Collection entries
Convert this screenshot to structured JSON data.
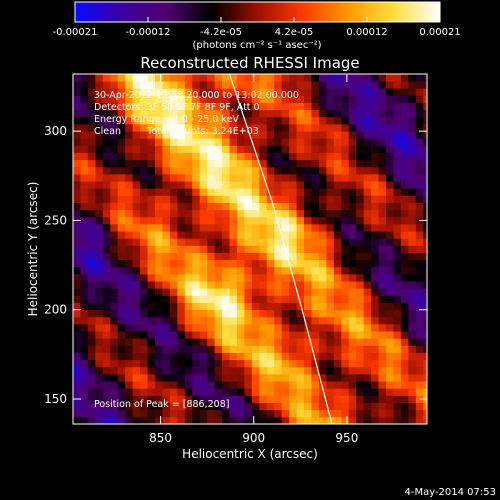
{
  "chart_data": {
    "type": "heatmap",
    "title": "Reconstructed RHESSI Image",
    "xlabel": "Heliocentric X (arcsec)",
    "ylabel": "Heliocentric Y (arcsec)",
    "xlim": [
      803,
      993
    ],
    "ylim": [
      136,
      332
    ],
    "x_ticks": [
      850,
      900,
      950
    ],
    "y_ticks": [
      150,
      200,
      250,
      300
    ],
    "x_tick_labels": [
      "850",
      "900",
      "950"
    ],
    "y_tick_labels": [
      "150",
      "200",
      "250",
      "300"
    ],
    "colorbar": {
      "range": [
        -0.00021,
        0.00021
      ],
      "tick_labels": [
        "-0.00021",
        "-0.00012",
        "-4.2e-05",
        "4.2e-05",
        "0.00012",
        "0.00021"
      ],
      "unit_label": "(photons cm⁻² s⁻¹ asec⁻²)",
      "colormap": [
        "#0a0aff",
        "#3a00a0",
        "#500070",
        "#000000",
        "#9a1000",
        "#ff3a00",
        "#ff9a00",
        "#ffe040",
        "#ffffff"
      ]
    },
    "annotations": {
      "time": "30-Apr-2012 12:58:20.000 to 13:02:00.000",
      "detectors": "Detectors: 3F 5F 6F 7F 8F 9F, Att 0",
      "energy": "Energy Range: 12.0 - 25.0 keV",
      "clean_label": "Clean",
      "total_counts": "Total Counts: 3.24E+03",
      "peak": "Position of Peak = [886,208]"
    },
    "peak_position": [
      886,
      208
    ],
    "limb_curve": [
      [
        887,
        332
      ],
      [
        910,
        260
      ],
      [
        926,
        200
      ],
      [
        942,
        136
      ]
    ],
    "image_description_grid": {
      "x_centers": [
        815,
        850,
        885,
        920,
        955,
        985
      ],
      "y_centers": [
        315,
        280,
        245,
        210,
        175,
        145
      ],
      "relative_values": [
        [
          0.35,
          0.9,
          0.7,
          0.25,
          0.1,
          0.0
        ],
        [
          0.2,
          0.6,
          0.85,
          0.45,
          0.15,
          0.1
        ],
        [
          0.05,
          0.55,
          0.65,
          0.8,
          0.35,
          0.1
        ],
        [
          0.1,
          0.3,
          1.0,
          0.6,
          0.4,
          0.15
        ],
        [
          0.05,
          0.2,
          0.4,
          0.75,
          0.55,
          0.3
        ],
        [
          0.15,
          0.1,
          0.25,
          0.45,
          0.6,
          0.35
        ]
      ]
    }
  },
  "footer": {
    "date": "4-May-2014 07:53"
  }
}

**Your task**
Collect each line above holding the string "Heliocentric".

**Exercise solution**
    "xlabel": "Heliocentric X (arcsec)",
    "ylabel": "Heliocentric Y (arcsec)",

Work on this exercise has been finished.